What is being asked
Type out all the records word for word. Any pictures are to be left out.
● ● ●
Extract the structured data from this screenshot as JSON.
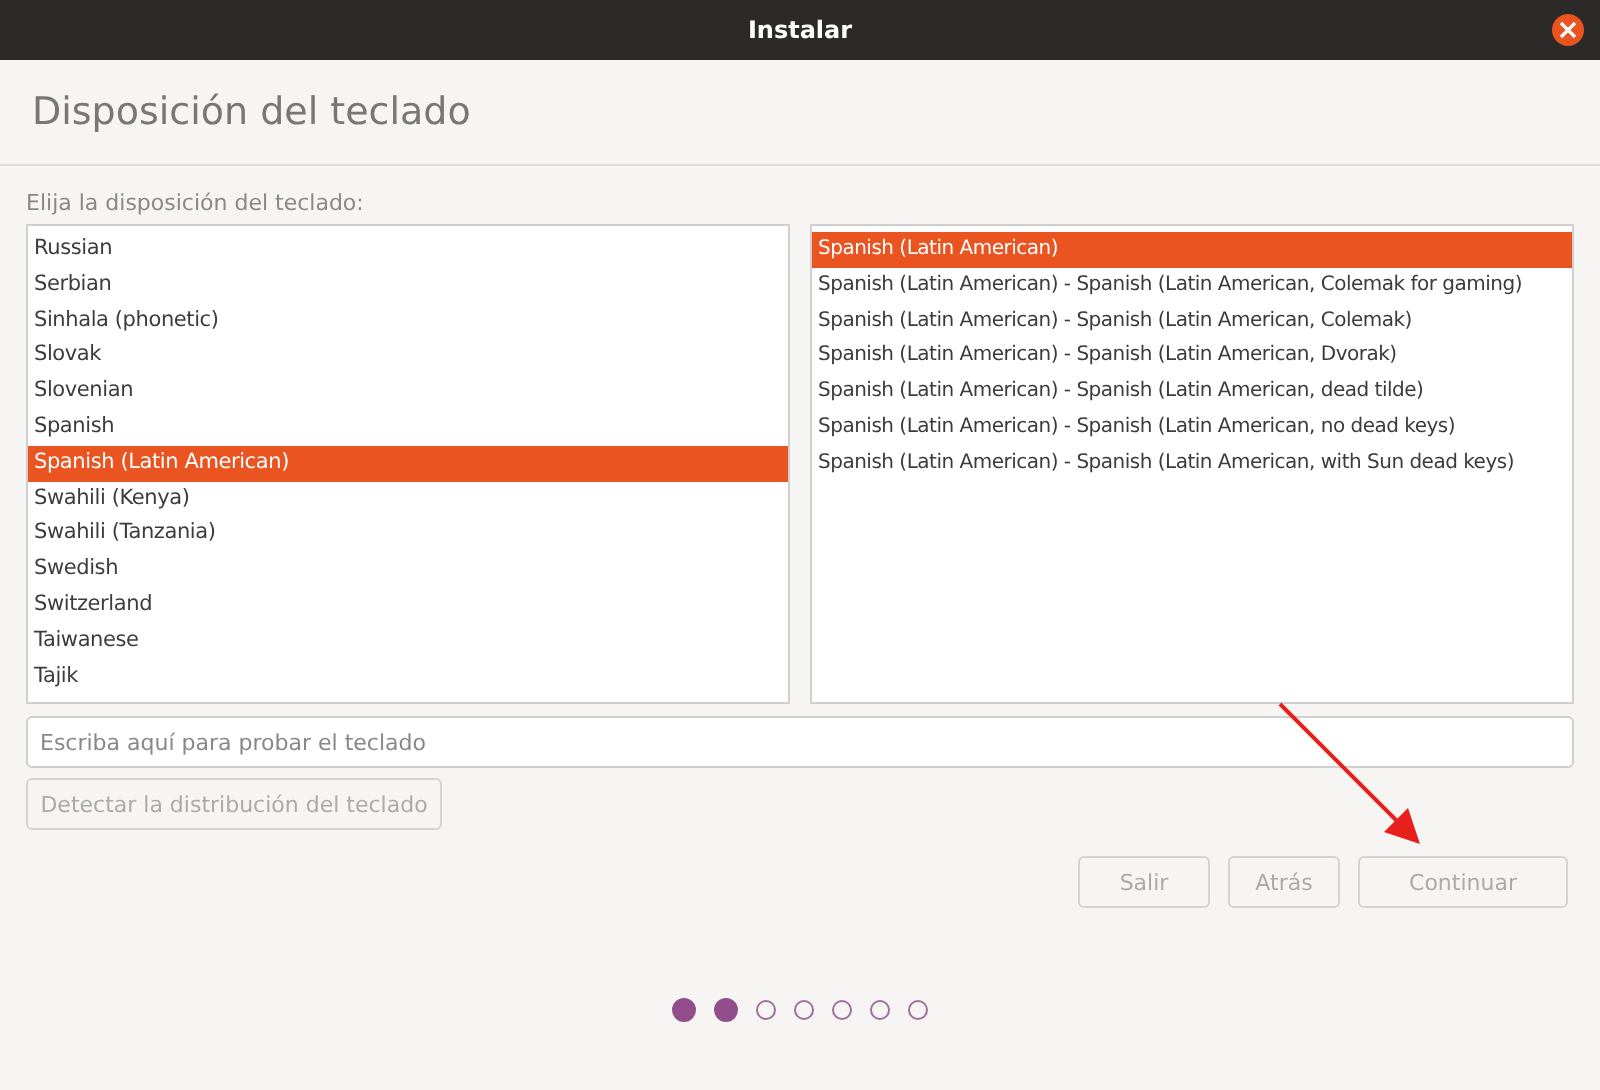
{
  "window": {
    "title": "Instalar"
  },
  "heading": "Disposición del teclado",
  "list_label": "Elija la disposición del teclado:",
  "layouts": [
    {
      "label": "Russian",
      "selected": false
    },
    {
      "label": "Serbian",
      "selected": false
    },
    {
      "label": "Sinhala (phonetic)",
      "selected": false
    },
    {
      "label": "Slovak",
      "selected": false
    },
    {
      "label": "Slovenian",
      "selected": false
    },
    {
      "label": "Spanish",
      "selected": false
    },
    {
      "label": "Spanish (Latin American)",
      "selected": true
    },
    {
      "label": "Swahili (Kenya)",
      "selected": false
    },
    {
      "label": "Swahili (Tanzania)",
      "selected": false
    },
    {
      "label": "Swedish",
      "selected": false
    },
    {
      "label": "Switzerland",
      "selected": false
    },
    {
      "label": "Taiwanese",
      "selected": false
    },
    {
      "label": "Tajik",
      "selected": false
    }
  ],
  "variants": [
    {
      "label": "Spanish (Latin American)",
      "selected": true
    },
    {
      "label": "Spanish (Latin American) - Spanish (Latin American, Colemak for gaming)",
      "selected": false
    },
    {
      "label": "Spanish (Latin American) - Spanish (Latin American, Colemak)",
      "selected": false
    },
    {
      "label": "Spanish (Latin American) - Spanish (Latin American, Dvorak)",
      "selected": false
    },
    {
      "label": "Spanish (Latin American) - Spanish (Latin American, dead tilde)",
      "selected": false
    },
    {
      "label": "Spanish (Latin American) - Spanish (Latin American, no dead keys)",
      "selected": false
    },
    {
      "label": "Spanish (Latin American) - Spanish (Latin American, with Sun dead keys)",
      "selected": false
    }
  ],
  "test_field": {
    "placeholder": "Escriba aquí para probar el teclado"
  },
  "detect_button": {
    "label": "Detectar la distribución del teclado",
    "disabled": true
  },
  "buttons": [
    {
      "label": "Salir",
      "disabled": true
    },
    {
      "label": "Atrás",
      "disabled": true
    },
    {
      "label": "Continuar",
      "disabled": true
    }
  ],
  "steps": [
    {
      "done": true
    },
    {
      "done": true
    },
    {
      "done": false
    },
    {
      "done": false
    },
    {
      "done": false
    },
    {
      "done": false
    },
    {
      "done": false
    }
  ]
}
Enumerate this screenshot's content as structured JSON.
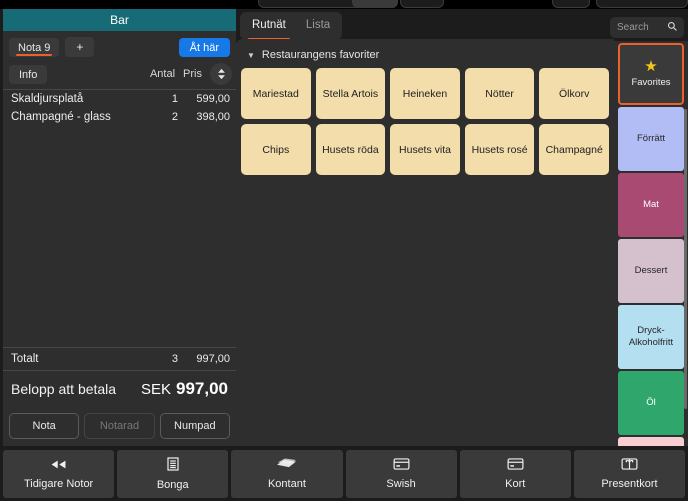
{
  "colors": {
    "header_teal": "#176b77",
    "accent_orange": "#e8622a",
    "primary_blue": "#1778e8",
    "product_tile": "#f2ddab",
    "panel": "#2e2e2e",
    "app_bg": "#1c1c1c"
  },
  "order": {
    "title": "Bar",
    "nota_label": "Nota 9",
    "add_label": "+",
    "eat_here_label": "Åt här",
    "info_label": "Info",
    "sort_icon": "sort-updown-icon",
    "col_qty": "Antal",
    "col_price": "Pris",
    "lines": [
      {
        "name": "Skaldjursplatå",
        "qty": "1",
        "price": "599,00"
      },
      {
        "name": "Champagné - glass",
        "qty": "2",
        "price": "398,00"
      }
    ],
    "total_label": "Totalt",
    "total_qty": "3",
    "total_price": "997,00",
    "amount_label": "Belopp att betala",
    "amount_currency": "SEK",
    "amount_value": "997,00",
    "buttons": [
      {
        "label": "Nota",
        "disabled": false
      },
      {
        "label": "Notarad",
        "disabled": true
      },
      {
        "label": "Numpad",
        "disabled": false
      }
    ]
  },
  "center": {
    "tabs": [
      {
        "label": "Rutnät",
        "active": true
      },
      {
        "label": "Lista",
        "active": false
      }
    ],
    "section_title": "Restaurangens favoriter",
    "caret_icon": "caret-down-icon",
    "products": [
      "Mariestad",
      "Stella Artois",
      "Heineken",
      "Nötter",
      "Ölkorv",
      "Chips",
      "Husets röda",
      "Husets vita",
      "Husets rosé",
      "Champagné"
    ]
  },
  "search": {
    "placeholder": "Search",
    "icon": "search-icon"
  },
  "categories": [
    {
      "label": "Favorites",
      "color": "#3a3a3a",
      "text": "#efefef",
      "selected": true,
      "icon": "star-icon"
    },
    {
      "label": "Förrätt",
      "color": "#b3bdf5",
      "text": "#262626",
      "selected": false
    },
    {
      "label": "Mat",
      "color": "#a94a72",
      "text": "#ffffff",
      "selected": false
    },
    {
      "label": "Dessert",
      "color": "#d5c1ce",
      "text": "#262626",
      "selected": false
    },
    {
      "label": "Dryck-\nAlkoholfritt",
      "color": "#b3dff0",
      "text": "#262626",
      "selected": false
    },
    {
      "label": "Öl",
      "color": "#2fa76c",
      "text": "#ffffff",
      "selected": false
    },
    {
      "label": "",
      "color": "#f7cdd3",
      "text": "#262626",
      "selected": false
    }
  ],
  "bottom_bar": [
    {
      "label": "Tidigare Notor",
      "icon": "rewind-icon"
    },
    {
      "label": "Bonga",
      "icon": "receipt-icon"
    },
    {
      "label": "Kontant",
      "icon": "cash-icon"
    },
    {
      "label": "Swish",
      "icon": "card-icon"
    },
    {
      "label": "Kort",
      "icon": "card-icon"
    },
    {
      "label": "Presentkort",
      "icon": "giftcard-icon"
    }
  ]
}
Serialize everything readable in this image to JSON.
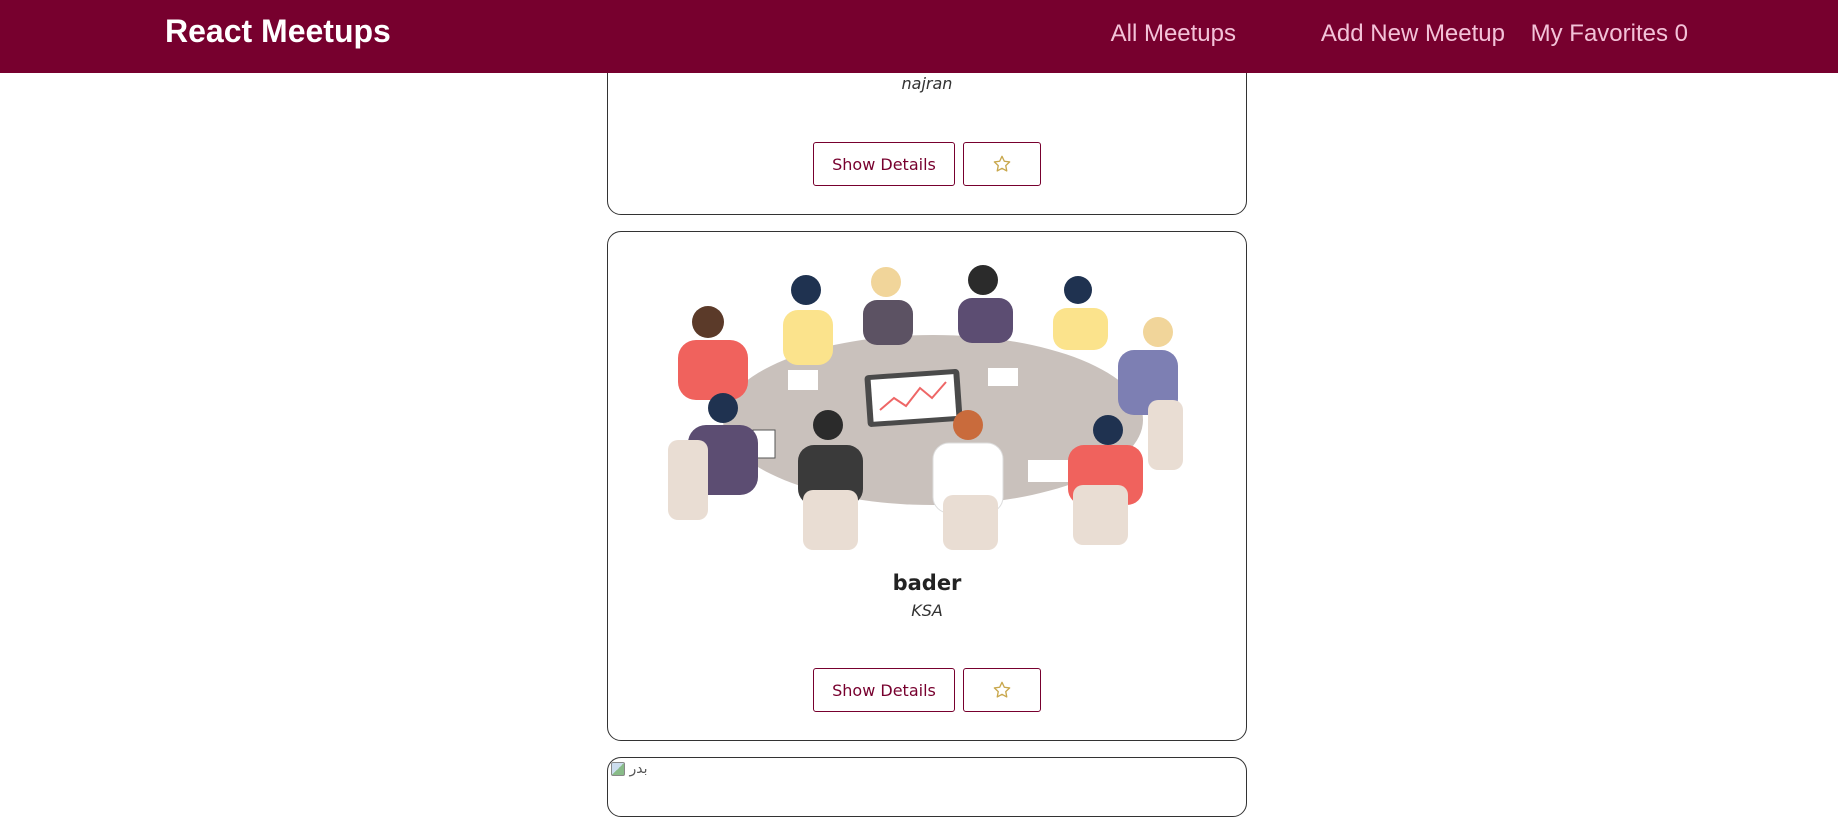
{
  "navbar": {
    "brand": "React Meetups",
    "links": [
      {
        "label": "All Meetups"
      },
      {
        "label": "Add New Meetup"
      },
      {
        "label": "My Favorites 0"
      }
    ]
  },
  "meetups": [
    {
      "address": "najran",
      "details_label": "Show Details",
      "favorite_icon": "star-outline-icon"
    },
    {
      "title": "bader",
      "address": "KSA",
      "image": "meeting-illustration",
      "details_label": "Show Details",
      "favorite_icon": "star-outline-icon"
    },
    {
      "image_alt": "بدر"
    }
  ],
  "colors": {
    "brand": "#77002e",
    "nav_link": "#f3c2d8",
    "star": "#c8a74c"
  }
}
● ● ●
Exercise result
Extract the structured data from this screenshot as JSON.
{
  "window": {
    "title": "Instalar"
  },
  "heading": "Disposición del teclado",
  "list_label": "Elija la disposición del teclado:",
  "layouts": [
    {
      "label": "Russian",
      "selected": false
    },
    {
      "label": "Serbian",
      "selected": false
    },
    {
      "label": "Sinhala (phonetic)",
      "selected": false
    },
    {
      "label": "Slovak",
      "selected": false
    },
    {
      "label": "Slovenian",
      "selected": false
    },
    {
      "label": "Spanish",
      "selected": false
    },
    {
      "label": "Spanish (Latin American)",
      "selected": true
    },
    {
      "label": "Swahili (Kenya)",
      "selected": false
    },
    {
      "label": "Swahili (Tanzania)",
      "selected": false
    },
    {
      "label": "Swedish",
      "selected": false
    },
    {
      "label": "Switzerland",
      "selected": false
    },
    {
      "label": "Taiwanese",
      "selected": false
    },
    {
      "label": "Tajik",
      "selected": false
    }
  ],
  "variants": [
    {
      "label": "Spanish (Latin American)",
      "selected": true
    },
    {
      "label": "Spanish (Latin American) - Spanish (Latin American, Colemak for gaming)",
      "selected": false
    },
    {
      "label": "Spanish (Latin American) - Spanish (Latin American, Colemak)",
      "selected": false
    },
    {
      "label": "Spanish (Latin American) - Spanish (Latin American, Dvorak)",
      "selected": false
    },
    {
      "label": "Spanish (Latin American) - Spanish (Latin American, dead tilde)",
      "selected": false
    },
    {
      "label": "Spanish (Latin American) - Spanish (Latin American, no dead keys)",
      "selected": false
    },
    {
      "label": "Spanish (Latin American) - Spanish (Latin American, with Sun dead keys)",
      "selected": false
    }
  ],
  "test_field": {
    "placeholder": "Escriba aquí para probar el teclado"
  },
  "detect_button": {
    "label": "Detectar la distribución del teclado",
    "disabled": true
  },
  "buttons": [
    {
      "label": "Salir",
      "disabled": true
    },
    {
      "label": "Atrás",
      "disabled": true
    },
    {
      "label": "Continuar",
      "disabled": true
    }
  ],
  "steps": [
    {
      "done": true
    },
    {
      "done": true
    },
    {
      "done": false
    },
    {
      "done": false
    },
    {
      "done": false
    },
    {
      "done": false
    },
    {
      "done": false
    }
  ]
}
Enumerate this screenshot's content as structured JSON.
{
  "colors": {
    "header_teal": "#176b77",
    "accent_orange": "#e8622a",
    "primary_blue": "#1778e8",
    "product_tile": "#f2ddab",
    "panel": "#2e2e2e",
    "app_bg": "#1c1c1c"
  },
  "order": {
    "title": "Bar",
    "nota_label": "Nota 9",
    "add_label": "+",
    "eat_here_label": "Åt här",
    "info_label": "Info",
    "sort_icon": "sort-updown-icon",
    "col_qty": "Antal",
    "col_price": "Pris",
    "lines": [
      {
        "name": "Skaldjursplatå",
        "qty": "1",
        "price": "599,00"
      },
      {
        "name": "Champagné - glass",
        "qty": "2",
        "price": "398,00"
      }
    ],
    "total_label": "Totalt",
    "total_qty": "3",
    "total_price": "997,00",
    "amount_label": "Belopp att betala",
    "amount_currency": "SEK",
    "amount_value": "997,00",
    "buttons": [
      {
        "label": "Nota",
        "disabled": false
      },
      {
        "label": "Notarad",
        "disabled": true
      },
      {
        "label": "Numpad",
        "disabled": false
      }
    ]
  },
  "center": {
    "tabs": [
      {
        "label": "Rutnät",
        "active": true
      },
      {
        "label": "Lista",
        "active": false
      }
    ],
    "section_title": "Restaurangens favoriter",
    "caret_icon": "caret-down-icon",
    "products": [
      "Mariestad",
      "Stella Artois",
      "Heineken",
      "Nötter",
      "Ölkorv",
      "Chips",
      "Husets röda",
      "Husets vita",
      "Husets rosé",
      "Champagné"
    ]
  },
  "search": {
    "placeholder": "Search",
    "icon": "search-icon"
  },
  "categories": [
    {
      "label": "Favorites",
      "color": "#3a3a3a",
      "text": "#efefef",
      "selected": true,
      "icon": "star-icon"
    },
    {
      "label": "Förrätt",
      "color": "#b3bdf5",
      "text": "#262626",
      "selected": false
    },
    {
      "label": "Mat",
      "color": "#a94a72",
      "text": "#ffffff",
      "selected": false
    },
    {
      "label": "Dessert",
      "color": "#d5c1ce",
      "text": "#262626",
      "selected": false
    },
    {
      "label": "Dryck-\nAlkoholfritt",
      "color": "#b3dff0",
      "text": "#262626",
      "selected": false
    },
    {
      "label": "Öl",
      "color": "#2fa76c",
      "text": "#ffffff",
      "selected": false
    },
    {
      "label": "",
      "color": "#f7cdd3",
      "text": "#262626",
      "selected": false
    }
  ],
  "bottom_bar": [
    {
      "label": "Tidigare Notor",
      "icon": "rewind-icon"
    },
    {
      "label": "Bonga",
      "icon": "receipt-icon"
    },
    {
      "label": "Kontant",
      "icon": "cash-icon"
    },
    {
      "label": "Swish",
      "icon": "card-icon"
    },
    {
      "label": "Kort",
      "icon": "card-icon"
    },
    {
      "label": "Presentkort",
      "icon": "giftcard-icon"
    }
  ]
}
Serialize everything readable in this image to JSON.
{
  "navbar": {
    "brand": "React Meetups",
    "links": [
      {
        "label": "All Meetups"
      },
      {
        "label": "Add New Meetup"
      },
      {
        "label": "My Favorites 0"
      }
    ]
  },
  "meetups": [
    {
      "address": "najran",
      "details_label": "Show Details",
      "favorite_icon": "star-outline-icon"
    },
    {
      "title": "bader",
      "address": "KSA",
      "image": "meeting-illustration",
      "details_label": "Show Details",
      "favorite_icon": "star-outline-icon"
    },
    {
      "image_alt": "بدر"
    }
  ],
  "colors": {
    "brand": "#77002e",
    "nav_link": "#f3c2d8",
    "star": "#c8a74c"
  }
}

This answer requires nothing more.